## Task to complete:
Where does the string "Малая" appear? Copy every line of the entries below that holds it.

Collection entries
● ● ● ● ● ● ●

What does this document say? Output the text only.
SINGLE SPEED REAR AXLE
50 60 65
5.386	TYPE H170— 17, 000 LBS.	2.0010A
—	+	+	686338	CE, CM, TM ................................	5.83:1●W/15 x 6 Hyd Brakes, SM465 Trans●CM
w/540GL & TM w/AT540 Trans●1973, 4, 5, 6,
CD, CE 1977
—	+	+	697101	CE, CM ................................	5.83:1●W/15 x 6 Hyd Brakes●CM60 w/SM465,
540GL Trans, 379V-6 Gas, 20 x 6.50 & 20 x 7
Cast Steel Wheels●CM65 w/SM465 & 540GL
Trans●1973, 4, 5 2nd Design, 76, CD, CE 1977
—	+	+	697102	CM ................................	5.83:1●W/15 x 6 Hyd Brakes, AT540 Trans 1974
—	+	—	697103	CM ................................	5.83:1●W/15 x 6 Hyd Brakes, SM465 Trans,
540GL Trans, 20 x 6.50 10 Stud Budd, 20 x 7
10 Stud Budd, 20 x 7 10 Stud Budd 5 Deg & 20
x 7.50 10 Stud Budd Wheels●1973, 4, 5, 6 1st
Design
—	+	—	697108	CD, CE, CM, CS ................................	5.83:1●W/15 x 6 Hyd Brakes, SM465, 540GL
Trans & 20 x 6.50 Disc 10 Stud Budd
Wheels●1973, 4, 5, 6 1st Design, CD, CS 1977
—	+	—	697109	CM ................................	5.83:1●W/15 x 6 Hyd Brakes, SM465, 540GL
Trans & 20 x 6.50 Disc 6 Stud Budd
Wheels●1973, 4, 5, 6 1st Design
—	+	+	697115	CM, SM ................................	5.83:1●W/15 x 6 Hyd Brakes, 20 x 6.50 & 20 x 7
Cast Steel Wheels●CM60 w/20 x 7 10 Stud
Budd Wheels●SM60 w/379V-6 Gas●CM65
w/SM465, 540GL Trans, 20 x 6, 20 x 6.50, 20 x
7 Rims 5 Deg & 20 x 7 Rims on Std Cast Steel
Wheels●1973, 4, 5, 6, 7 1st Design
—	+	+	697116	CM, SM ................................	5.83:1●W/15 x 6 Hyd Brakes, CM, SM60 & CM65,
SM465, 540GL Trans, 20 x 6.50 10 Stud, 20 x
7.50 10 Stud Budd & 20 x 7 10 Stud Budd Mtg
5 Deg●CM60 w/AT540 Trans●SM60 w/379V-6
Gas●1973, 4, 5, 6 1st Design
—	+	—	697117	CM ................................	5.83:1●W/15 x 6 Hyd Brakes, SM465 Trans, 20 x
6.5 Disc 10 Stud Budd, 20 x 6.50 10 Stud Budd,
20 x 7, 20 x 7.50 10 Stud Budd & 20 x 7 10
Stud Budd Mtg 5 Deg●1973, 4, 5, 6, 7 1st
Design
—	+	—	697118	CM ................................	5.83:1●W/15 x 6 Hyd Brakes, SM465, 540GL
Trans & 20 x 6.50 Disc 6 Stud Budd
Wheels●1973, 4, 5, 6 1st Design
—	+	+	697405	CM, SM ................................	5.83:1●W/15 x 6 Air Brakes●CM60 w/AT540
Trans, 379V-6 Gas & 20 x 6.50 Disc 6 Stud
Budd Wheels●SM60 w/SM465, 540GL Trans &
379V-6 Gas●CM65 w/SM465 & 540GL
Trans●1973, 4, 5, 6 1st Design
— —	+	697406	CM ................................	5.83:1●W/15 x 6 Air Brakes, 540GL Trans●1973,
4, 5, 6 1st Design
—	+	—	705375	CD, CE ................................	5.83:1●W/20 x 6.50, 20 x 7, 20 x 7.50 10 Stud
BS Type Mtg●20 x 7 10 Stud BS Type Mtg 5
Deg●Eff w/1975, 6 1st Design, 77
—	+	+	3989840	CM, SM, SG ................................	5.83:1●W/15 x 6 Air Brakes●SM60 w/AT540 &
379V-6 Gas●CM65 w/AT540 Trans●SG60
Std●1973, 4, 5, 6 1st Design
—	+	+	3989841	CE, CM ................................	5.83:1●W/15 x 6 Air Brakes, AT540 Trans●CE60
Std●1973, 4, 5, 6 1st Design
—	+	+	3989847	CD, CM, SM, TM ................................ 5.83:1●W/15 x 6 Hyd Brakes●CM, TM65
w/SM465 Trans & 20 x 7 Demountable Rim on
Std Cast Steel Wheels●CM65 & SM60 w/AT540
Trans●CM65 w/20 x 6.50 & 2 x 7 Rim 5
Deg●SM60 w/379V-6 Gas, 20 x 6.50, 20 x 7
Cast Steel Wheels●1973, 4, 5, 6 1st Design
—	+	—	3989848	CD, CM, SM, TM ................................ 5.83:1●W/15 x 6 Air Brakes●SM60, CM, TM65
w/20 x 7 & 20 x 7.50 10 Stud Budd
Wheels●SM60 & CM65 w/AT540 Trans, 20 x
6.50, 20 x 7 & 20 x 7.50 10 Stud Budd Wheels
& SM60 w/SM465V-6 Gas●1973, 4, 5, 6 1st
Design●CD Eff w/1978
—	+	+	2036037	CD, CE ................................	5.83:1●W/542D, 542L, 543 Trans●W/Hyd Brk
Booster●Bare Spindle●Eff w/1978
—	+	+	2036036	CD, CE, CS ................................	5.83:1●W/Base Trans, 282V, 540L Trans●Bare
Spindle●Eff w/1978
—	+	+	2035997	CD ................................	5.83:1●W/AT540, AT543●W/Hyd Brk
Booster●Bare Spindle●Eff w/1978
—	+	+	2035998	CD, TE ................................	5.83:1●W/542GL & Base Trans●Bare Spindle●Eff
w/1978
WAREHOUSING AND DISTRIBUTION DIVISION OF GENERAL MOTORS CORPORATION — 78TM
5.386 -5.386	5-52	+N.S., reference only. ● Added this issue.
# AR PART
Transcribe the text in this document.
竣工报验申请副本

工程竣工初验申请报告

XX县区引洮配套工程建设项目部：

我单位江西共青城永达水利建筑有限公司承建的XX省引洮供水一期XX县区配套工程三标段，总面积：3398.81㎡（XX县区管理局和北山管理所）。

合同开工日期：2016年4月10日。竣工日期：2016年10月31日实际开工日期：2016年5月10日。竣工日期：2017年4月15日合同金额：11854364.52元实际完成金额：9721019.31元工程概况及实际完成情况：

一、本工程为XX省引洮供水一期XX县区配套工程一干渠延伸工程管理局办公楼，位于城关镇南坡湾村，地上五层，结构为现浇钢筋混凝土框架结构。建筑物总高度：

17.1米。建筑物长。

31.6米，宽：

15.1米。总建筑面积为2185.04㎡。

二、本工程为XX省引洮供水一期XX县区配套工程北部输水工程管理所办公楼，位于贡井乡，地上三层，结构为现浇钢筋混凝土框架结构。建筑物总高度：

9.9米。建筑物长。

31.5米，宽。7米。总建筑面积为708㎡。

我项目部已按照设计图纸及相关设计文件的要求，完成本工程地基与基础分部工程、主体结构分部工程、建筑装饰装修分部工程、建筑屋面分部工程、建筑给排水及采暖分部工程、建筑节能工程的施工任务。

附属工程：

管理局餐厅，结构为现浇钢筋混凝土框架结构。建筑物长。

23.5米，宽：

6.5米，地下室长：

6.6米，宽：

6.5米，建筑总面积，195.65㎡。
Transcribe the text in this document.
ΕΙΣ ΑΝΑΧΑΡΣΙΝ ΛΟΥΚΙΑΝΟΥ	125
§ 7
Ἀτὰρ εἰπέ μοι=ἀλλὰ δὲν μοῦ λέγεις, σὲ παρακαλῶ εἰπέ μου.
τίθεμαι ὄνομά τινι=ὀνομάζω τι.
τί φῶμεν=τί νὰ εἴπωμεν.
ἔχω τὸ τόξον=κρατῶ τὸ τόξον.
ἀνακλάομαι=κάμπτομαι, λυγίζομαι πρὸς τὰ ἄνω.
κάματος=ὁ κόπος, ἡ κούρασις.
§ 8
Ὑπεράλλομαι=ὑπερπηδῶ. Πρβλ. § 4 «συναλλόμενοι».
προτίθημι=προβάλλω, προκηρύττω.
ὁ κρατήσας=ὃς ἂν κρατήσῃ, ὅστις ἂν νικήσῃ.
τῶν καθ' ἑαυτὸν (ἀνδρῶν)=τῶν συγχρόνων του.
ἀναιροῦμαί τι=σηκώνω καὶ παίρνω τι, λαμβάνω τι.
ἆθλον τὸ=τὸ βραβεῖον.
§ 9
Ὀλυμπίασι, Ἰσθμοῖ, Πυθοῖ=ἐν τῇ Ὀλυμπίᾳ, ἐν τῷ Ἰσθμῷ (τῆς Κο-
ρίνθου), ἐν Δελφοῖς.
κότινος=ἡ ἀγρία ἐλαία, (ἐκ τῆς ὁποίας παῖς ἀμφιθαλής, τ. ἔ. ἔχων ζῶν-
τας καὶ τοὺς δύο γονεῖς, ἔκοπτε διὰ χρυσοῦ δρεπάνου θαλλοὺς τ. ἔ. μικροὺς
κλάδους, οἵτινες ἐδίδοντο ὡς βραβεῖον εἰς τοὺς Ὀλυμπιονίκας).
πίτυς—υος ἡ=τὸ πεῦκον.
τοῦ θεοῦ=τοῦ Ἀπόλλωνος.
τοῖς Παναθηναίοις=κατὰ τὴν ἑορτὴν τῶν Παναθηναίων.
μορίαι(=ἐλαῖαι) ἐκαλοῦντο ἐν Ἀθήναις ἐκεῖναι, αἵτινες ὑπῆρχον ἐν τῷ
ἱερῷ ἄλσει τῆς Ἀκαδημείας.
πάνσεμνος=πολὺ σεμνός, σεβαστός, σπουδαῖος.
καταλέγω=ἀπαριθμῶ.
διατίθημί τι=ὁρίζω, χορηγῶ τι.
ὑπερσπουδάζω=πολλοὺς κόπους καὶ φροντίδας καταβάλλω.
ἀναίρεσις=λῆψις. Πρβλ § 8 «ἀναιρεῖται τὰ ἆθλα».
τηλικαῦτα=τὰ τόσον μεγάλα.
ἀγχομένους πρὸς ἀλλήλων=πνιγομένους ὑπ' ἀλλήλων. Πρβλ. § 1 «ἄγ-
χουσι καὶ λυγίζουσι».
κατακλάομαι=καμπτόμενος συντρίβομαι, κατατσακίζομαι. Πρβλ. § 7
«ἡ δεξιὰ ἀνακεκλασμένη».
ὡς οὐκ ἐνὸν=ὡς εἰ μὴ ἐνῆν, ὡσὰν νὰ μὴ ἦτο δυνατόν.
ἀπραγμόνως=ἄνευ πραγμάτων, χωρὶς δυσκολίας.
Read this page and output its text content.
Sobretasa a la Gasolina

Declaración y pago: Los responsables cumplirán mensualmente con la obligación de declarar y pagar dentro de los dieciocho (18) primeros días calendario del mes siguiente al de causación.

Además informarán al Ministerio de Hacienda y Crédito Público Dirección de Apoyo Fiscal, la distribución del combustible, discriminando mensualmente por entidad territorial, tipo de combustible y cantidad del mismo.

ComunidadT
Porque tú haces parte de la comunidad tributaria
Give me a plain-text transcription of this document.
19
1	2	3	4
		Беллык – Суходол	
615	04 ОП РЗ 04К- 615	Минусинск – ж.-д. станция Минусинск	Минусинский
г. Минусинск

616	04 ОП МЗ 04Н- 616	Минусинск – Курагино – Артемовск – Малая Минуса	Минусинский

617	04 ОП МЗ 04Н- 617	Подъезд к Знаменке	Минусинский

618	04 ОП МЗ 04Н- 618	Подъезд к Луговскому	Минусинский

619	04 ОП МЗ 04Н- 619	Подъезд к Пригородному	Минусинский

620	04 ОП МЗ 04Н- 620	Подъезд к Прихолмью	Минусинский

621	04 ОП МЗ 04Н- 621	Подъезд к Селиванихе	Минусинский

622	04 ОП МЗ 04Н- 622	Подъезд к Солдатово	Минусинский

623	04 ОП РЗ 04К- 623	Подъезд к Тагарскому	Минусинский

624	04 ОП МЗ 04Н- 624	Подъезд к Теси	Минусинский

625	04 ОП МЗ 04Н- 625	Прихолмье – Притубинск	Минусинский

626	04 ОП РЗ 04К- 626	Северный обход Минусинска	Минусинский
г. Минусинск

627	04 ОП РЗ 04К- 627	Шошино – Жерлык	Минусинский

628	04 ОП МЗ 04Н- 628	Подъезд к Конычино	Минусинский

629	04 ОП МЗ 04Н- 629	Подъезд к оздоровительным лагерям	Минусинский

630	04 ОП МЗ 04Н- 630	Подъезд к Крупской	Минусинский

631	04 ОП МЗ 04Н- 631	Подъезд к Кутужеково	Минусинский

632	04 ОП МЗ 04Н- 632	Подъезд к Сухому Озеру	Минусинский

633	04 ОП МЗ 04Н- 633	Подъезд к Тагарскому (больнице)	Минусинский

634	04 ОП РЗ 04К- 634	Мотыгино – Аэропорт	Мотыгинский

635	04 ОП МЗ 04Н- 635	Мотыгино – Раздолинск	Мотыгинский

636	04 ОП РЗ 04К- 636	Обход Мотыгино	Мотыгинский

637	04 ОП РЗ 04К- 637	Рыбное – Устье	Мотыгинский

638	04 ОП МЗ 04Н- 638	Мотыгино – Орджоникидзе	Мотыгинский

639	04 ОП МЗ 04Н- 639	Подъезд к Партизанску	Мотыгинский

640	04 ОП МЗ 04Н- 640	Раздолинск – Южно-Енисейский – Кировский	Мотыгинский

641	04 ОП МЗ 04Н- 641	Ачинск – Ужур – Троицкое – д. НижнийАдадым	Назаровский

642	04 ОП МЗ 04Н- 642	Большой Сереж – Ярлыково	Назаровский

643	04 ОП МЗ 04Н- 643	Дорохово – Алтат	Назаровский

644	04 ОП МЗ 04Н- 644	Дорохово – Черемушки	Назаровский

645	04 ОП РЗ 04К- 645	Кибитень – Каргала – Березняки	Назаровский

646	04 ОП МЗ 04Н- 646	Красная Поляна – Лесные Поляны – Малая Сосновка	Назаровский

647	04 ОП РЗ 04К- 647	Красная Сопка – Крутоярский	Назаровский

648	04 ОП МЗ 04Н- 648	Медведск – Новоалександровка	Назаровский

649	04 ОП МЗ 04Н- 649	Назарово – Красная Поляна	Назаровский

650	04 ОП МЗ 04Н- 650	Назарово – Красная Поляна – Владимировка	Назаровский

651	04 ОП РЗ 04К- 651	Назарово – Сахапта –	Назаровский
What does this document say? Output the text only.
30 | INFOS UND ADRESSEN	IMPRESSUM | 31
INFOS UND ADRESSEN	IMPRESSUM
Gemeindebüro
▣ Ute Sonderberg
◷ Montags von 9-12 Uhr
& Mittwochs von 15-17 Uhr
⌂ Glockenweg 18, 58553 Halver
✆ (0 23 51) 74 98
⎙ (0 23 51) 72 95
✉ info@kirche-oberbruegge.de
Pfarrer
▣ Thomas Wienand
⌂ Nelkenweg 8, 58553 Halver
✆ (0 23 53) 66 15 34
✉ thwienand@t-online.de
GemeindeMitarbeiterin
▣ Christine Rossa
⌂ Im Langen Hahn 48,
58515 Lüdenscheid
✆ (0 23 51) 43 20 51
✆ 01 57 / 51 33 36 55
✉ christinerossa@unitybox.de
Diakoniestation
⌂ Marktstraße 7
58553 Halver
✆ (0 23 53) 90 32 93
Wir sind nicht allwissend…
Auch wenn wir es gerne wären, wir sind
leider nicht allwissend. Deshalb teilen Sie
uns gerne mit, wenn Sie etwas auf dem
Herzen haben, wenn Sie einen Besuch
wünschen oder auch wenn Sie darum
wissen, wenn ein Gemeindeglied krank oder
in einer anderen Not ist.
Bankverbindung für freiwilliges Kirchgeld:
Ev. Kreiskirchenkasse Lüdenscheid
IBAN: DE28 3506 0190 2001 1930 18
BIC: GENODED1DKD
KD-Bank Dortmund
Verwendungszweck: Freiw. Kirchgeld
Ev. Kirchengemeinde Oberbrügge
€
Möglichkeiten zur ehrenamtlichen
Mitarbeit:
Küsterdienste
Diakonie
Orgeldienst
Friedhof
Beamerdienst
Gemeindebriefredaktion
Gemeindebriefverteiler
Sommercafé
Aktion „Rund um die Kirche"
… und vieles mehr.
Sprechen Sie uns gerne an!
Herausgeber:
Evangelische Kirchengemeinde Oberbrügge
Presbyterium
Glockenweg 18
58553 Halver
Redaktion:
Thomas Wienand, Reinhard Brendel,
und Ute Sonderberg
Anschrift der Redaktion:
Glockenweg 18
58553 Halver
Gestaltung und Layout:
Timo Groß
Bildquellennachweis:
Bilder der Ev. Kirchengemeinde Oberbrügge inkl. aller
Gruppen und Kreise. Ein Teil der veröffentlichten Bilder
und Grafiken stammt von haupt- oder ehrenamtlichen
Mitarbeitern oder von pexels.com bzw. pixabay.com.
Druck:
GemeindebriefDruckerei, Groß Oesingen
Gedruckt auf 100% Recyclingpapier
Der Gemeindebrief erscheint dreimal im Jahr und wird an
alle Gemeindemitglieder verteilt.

● ● ● ● ● ● ●

## Result for this task:
616	04 ОП МЗ 04Н- 616	Минусинск – Курагино – Артемовск – Малая Минуса	Минусинский
646	04 ОП МЗ 04Н- 646	Красная Поляна – Лесные Поляны – Малая Сосновка	Назаровский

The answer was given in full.